* [Texte fourni]
Nations Unies

CED/C/GAB/CO/1/Add.1

Convention internationale pour la protection de toutes les personnes contre les disparitions forcées

Distr. générale

8 novembre 2018

Original : français

Anglais, espagnol et français seulement

Comité des disparitions forcées

Observations finales concernant le rapport soumis par le Gabon en application du paragraphe 1 de l’article 29 de la Convention

Additif

Renseignements reçus du Gabon au sujet de la suite donnée aux observations finales *

[Date de réception : 26 septembre 2018]

Recommandation 26 : L’Etat partie devrait adopter des mesures pour garantir qu’une enquête exhaustive et impartiale soit menée sans tarder, y compris en l’absence de plainte formelle, quant aux événements du 31 août 2016 et que ses résultats soient rendus publics.

1.Suite aux allégations de disparitions forcées et autres faits répréhensibles au lendemain des événements du 31 août 2016, une enquête a effectivement été ouverte dans les différentes unités de police judiciaire début septembre 2016.

2.Ces enquêtes sont toujours en cours, dans la perspective de permettre des dénonciations par quiconque allègue que des personnes ont été victimes de disparitions forcées conformément aux dispositions de l’article 18 du Code de Procédure Pénale. À ce jour, aucune dénonciation de disparition forcée n’a été reçue par les officiers de police judiciaire.

3.Toutefois, la prescription en matière criminelle étant de vingt ans, et en matière délictuelle de dix ans, l’enquête suit son cours.

Recommandation 33 : Le Comité recommande à l’Etat partie d’adopter toutes les mesures nécessaires en vue d’établir un mécanisme national de prévention doté des ressources financières, humaines et techniques nécessaires pour s’acquitter de son mandat avec efficacité.

4.Les mesures adoptées par l’Etat pour l’établissement d’un mécanisme national de prévention de la torture efficace se limitent pour l’heure au projet de loi organique portant création de l’Instance Nationale pour la Prévention de la Torture (INPT) en République Gabonaise.

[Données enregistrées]
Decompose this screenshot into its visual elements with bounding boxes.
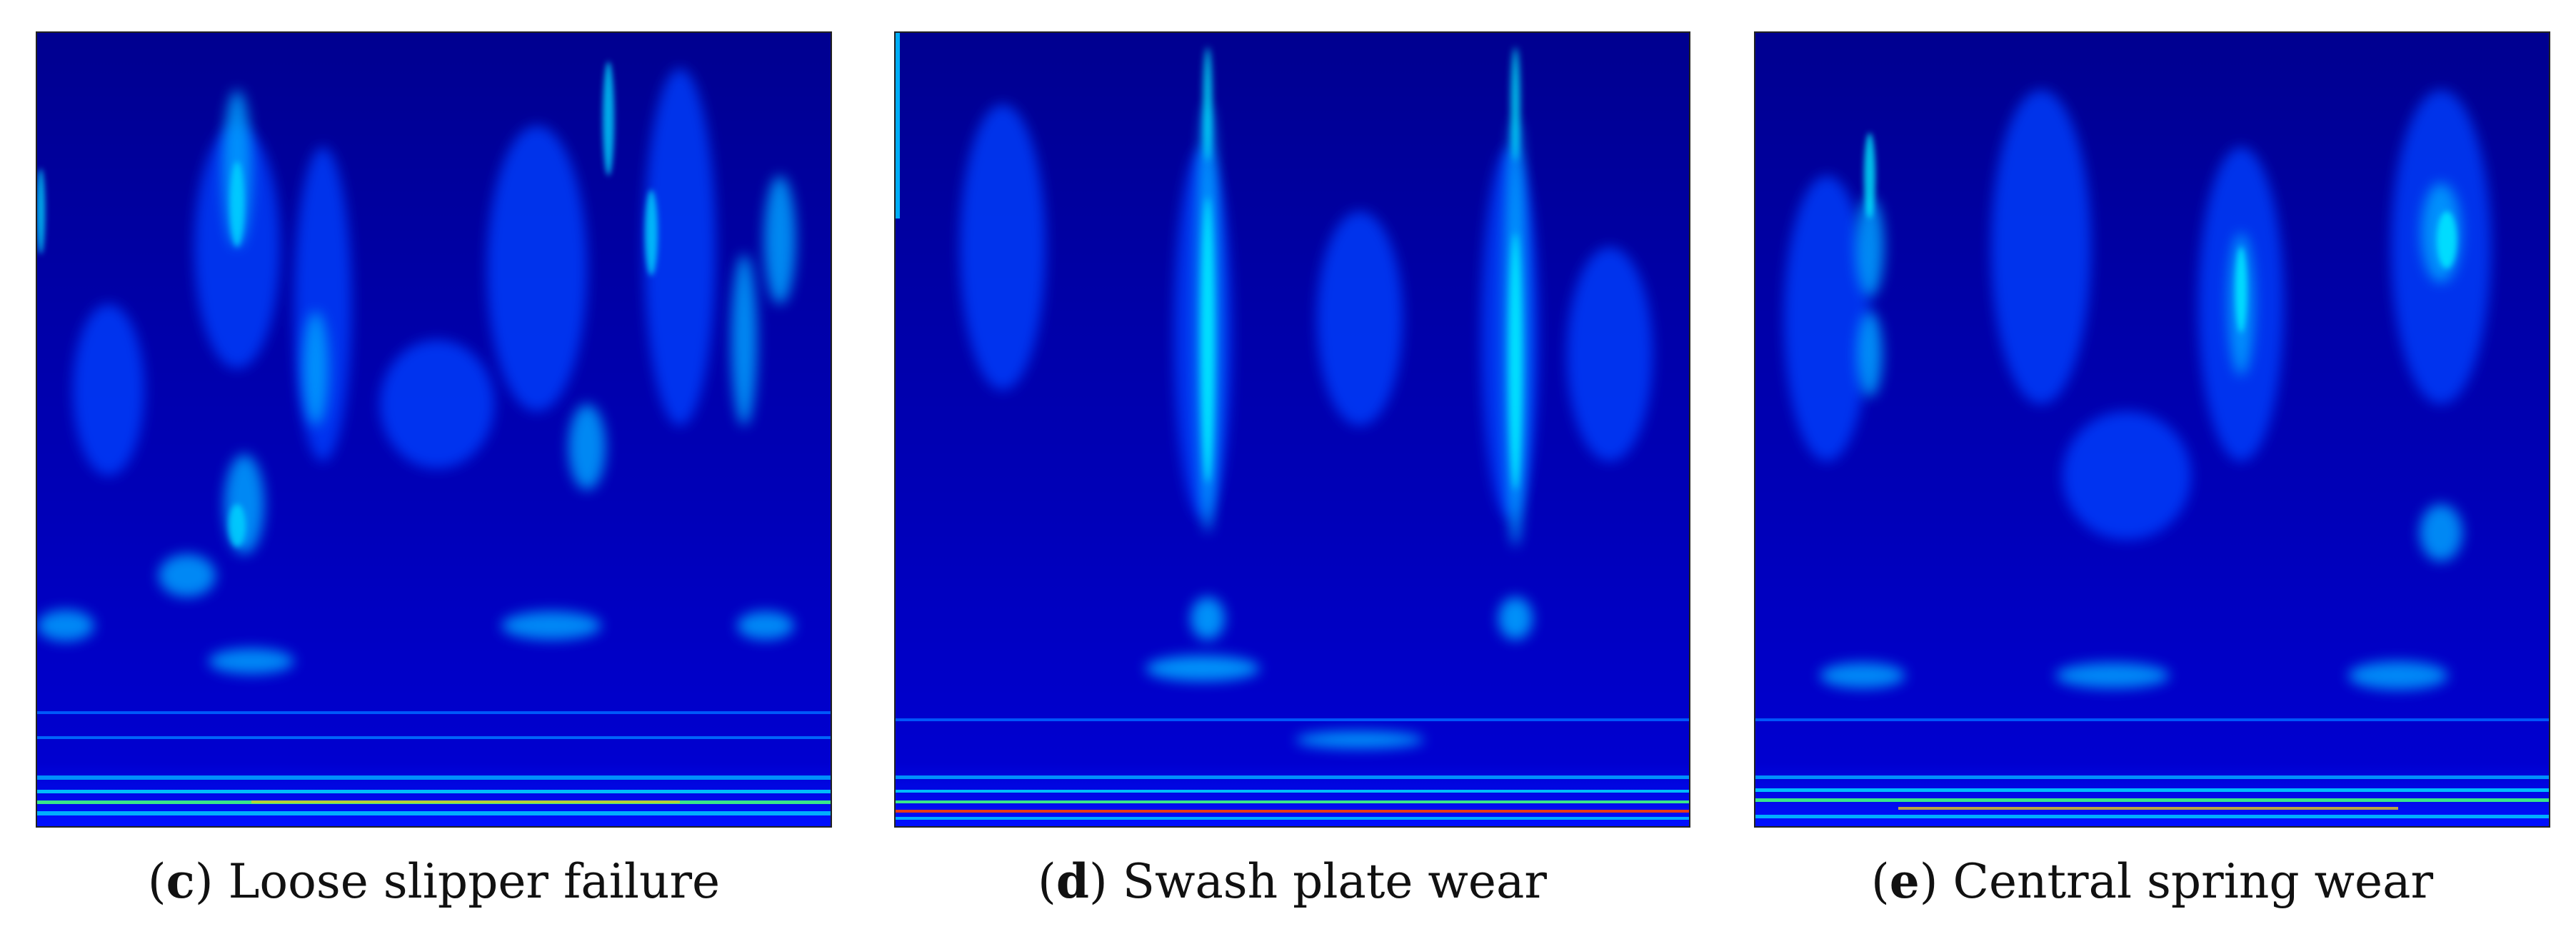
caption-c: (c) Loose slipper failure — [147, 853, 721, 909]
caption-title-c: Loose slipper failure — [228, 854, 721, 909]
caption-d: (d) Swash plate wear — [1038, 853, 1547, 909]
caption-letter-d: d — [1056, 853, 1090, 909]
panel-e: (e) Central spring wear — [1754, 0, 2550, 949]
caption-e: (e) Central spring wear — [1870, 853, 2434, 909]
caption-title-d: Swash plate wear — [1122, 854, 1547, 909]
caption-letter-e: e — [1889, 853, 1920, 909]
panel-c: (c) Loose slipper failure — [36, 0, 832, 949]
scalogram-image-e — [1754, 31, 2550, 828]
scalogram-image-c — [36, 31, 832, 828]
caption-title-e: Central spring wear — [1953, 854, 2434, 909]
panel-d: (d) Swash plate wear — [894, 0, 1690, 949]
caption-letter-c: c — [166, 853, 195, 909]
scalogram-image-d — [894, 31, 1690, 828]
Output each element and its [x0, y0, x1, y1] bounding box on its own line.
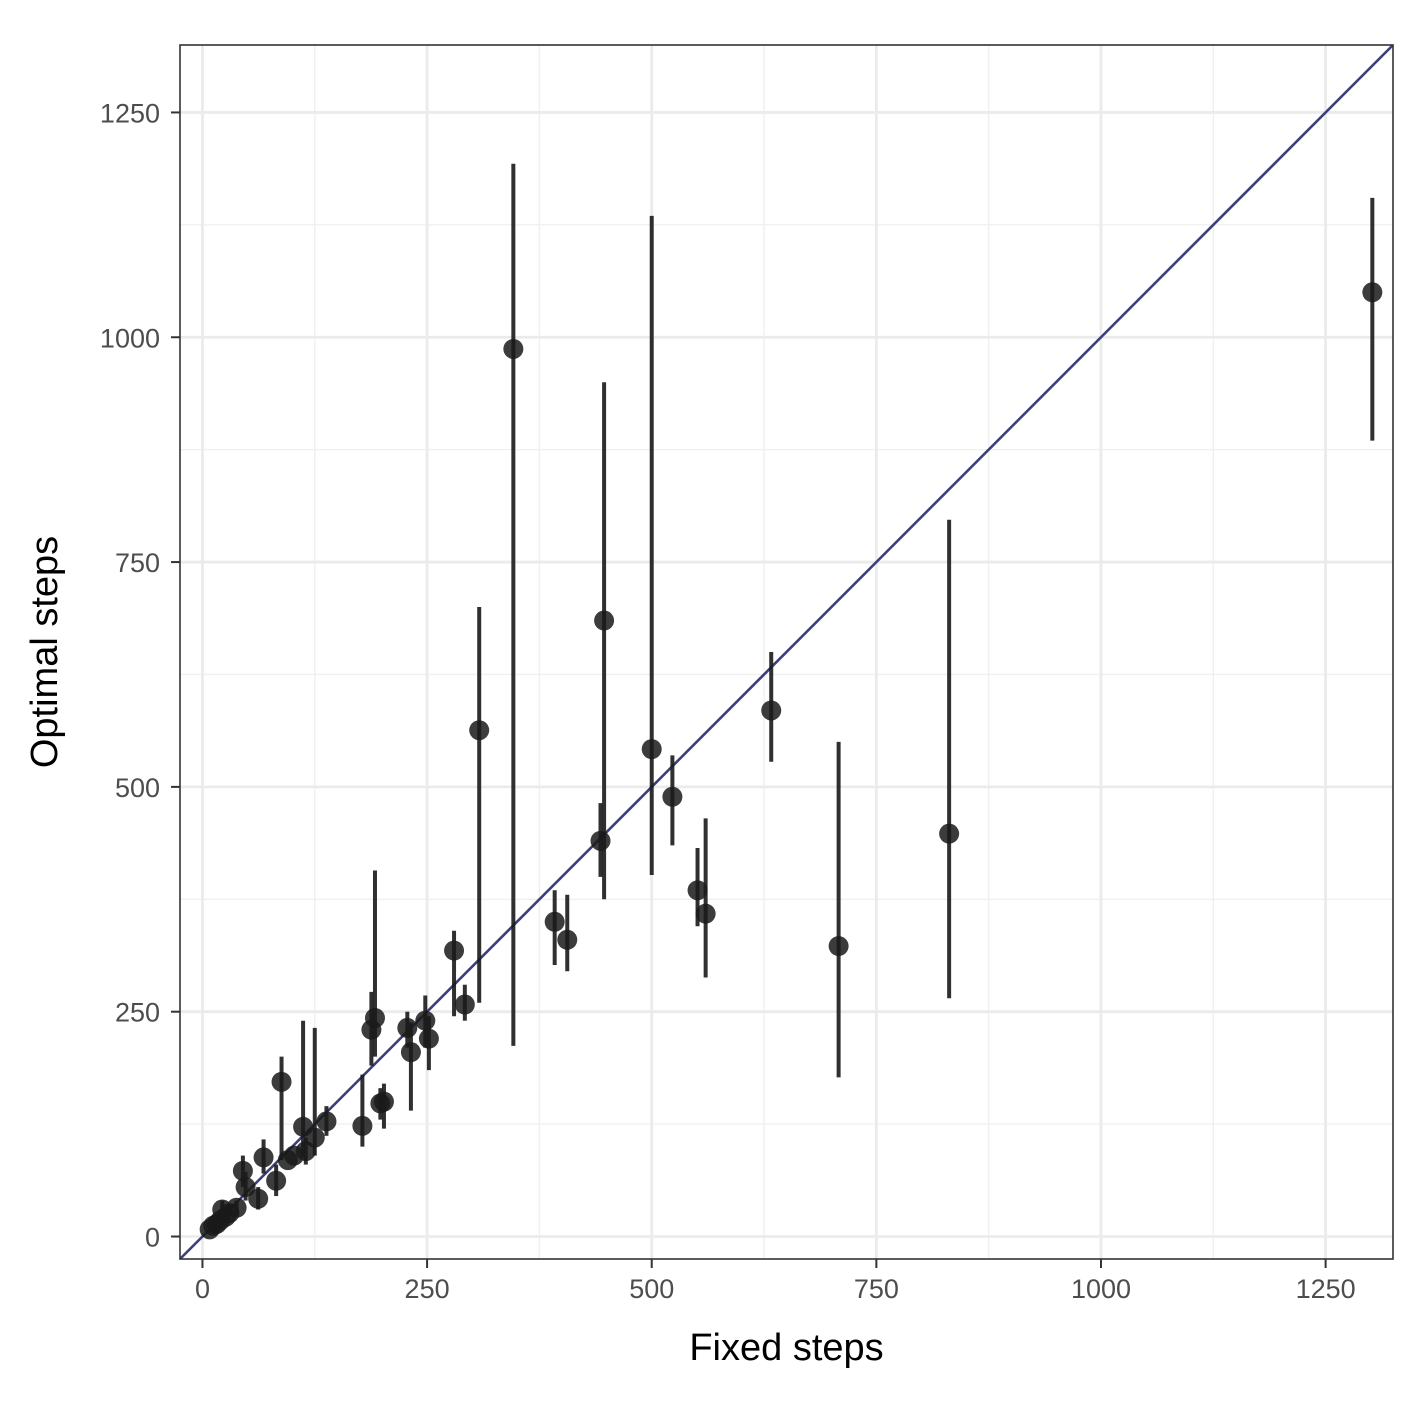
- x-axis-ticks: 0 250 500 750 1000 1250: [195, 1259, 1356, 1304]
- data-point: [828, 936, 849, 957]
- data-point: [469, 720, 490, 741]
- x-tick-label: 0: [195, 1274, 210, 1304]
- y-tick-label: 500: [115, 773, 160, 803]
- data-point: [235, 1177, 256, 1198]
- x-tick-label: 1000: [1071, 1274, 1131, 1304]
- data-point: [1362, 282, 1383, 303]
- data-point: [939, 823, 960, 844]
- y-axis-ticks: 0 250 500 750 1000 1250: [100, 98, 180, 1253]
- panel-border: [179, 44, 1394, 1260]
- y-tick-label: 1250: [100, 98, 160, 128]
- data-point: [687, 880, 708, 901]
- data-point: [352, 1115, 373, 1136]
- data-point: [503, 338, 524, 359]
- x-tick-label: 250: [405, 1274, 450, 1304]
- data-point: [444, 940, 465, 961]
- data-point: [226, 1197, 247, 1218]
- identity-line: [179, 44, 1394, 1260]
- data-point: [557, 929, 578, 950]
- x-axis-title: Fixed steps: [689, 1327, 883, 1369]
- data-point: [304, 1127, 325, 1148]
- data-point: [400, 1042, 421, 1063]
- identity-line-layer: [179, 44, 1394, 1260]
- data-point: [364, 1007, 385, 1028]
- data-point: [373, 1091, 394, 1112]
- data-point: [266, 1170, 287, 1191]
- y-axis-title: Optimal steps: [24, 536, 66, 768]
- data-point: [415, 1010, 436, 1031]
- data-point: [418, 1028, 439, 1049]
- y-tick-label: 1000: [100, 323, 160, 353]
- data-point: [248, 1188, 269, 1209]
- x-tick-label: 750: [854, 1274, 899, 1304]
- data-point: [761, 700, 782, 721]
- data-point: [316, 1111, 337, 1132]
- data-point: [662, 786, 683, 807]
- y-tick-label: 0: [145, 1223, 160, 1253]
- data-point: [232, 1160, 253, 1181]
- y-tick-label: 250: [115, 998, 160, 1028]
- data-point: [544, 911, 565, 932]
- data-point: [695, 903, 716, 924]
- data-point: [590, 830, 611, 851]
- data-point: [253, 1147, 274, 1168]
- data-point: [454, 994, 475, 1015]
- y-tick-label: 750: [115, 548, 160, 578]
- data-point: [594, 610, 615, 631]
- x-tick-label: 500: [629, 1274, 674, 1304]
- data-point: [641, 739, 662, 760]
- data-point: [397, 1017, 418, 1038]
- points-layer: [199, 282, 1383, 1240]
- x-tick-label: 1250: [1296, 1274, 1356, 1304]
- data-point: [271, 1071, 292, 1092]
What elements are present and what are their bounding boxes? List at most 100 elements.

* [Énoncé du problème] Citez un passage du texte fourni mot pour mot : commencez aux mots « Comité des disparitions » et arrêtez-vous après « soient rendus publics. ». Le listing ne joue aucun rôle ici.

* [Réponse à l'exercice]
Comité des disparitions forcées

Observations finales concernant le rapport soumis par le Gabon en application du paragraphe 1 de l’article 29 de la Convention

Additif

Renseignements reçus du Gabon au sujet de la suite donnée aux observations finales *

[Date de réception : 26 septembre 2018]

Recommandation 26 : L’Etat partie devrait adopter des mesures pour garantir qu’une enquête exhaustive et impartiale soit menée sans tarder, y compris en l’absence de plainte formelle, quant aux événements du 31 août 2016 et que ses résultats soient rendus publics.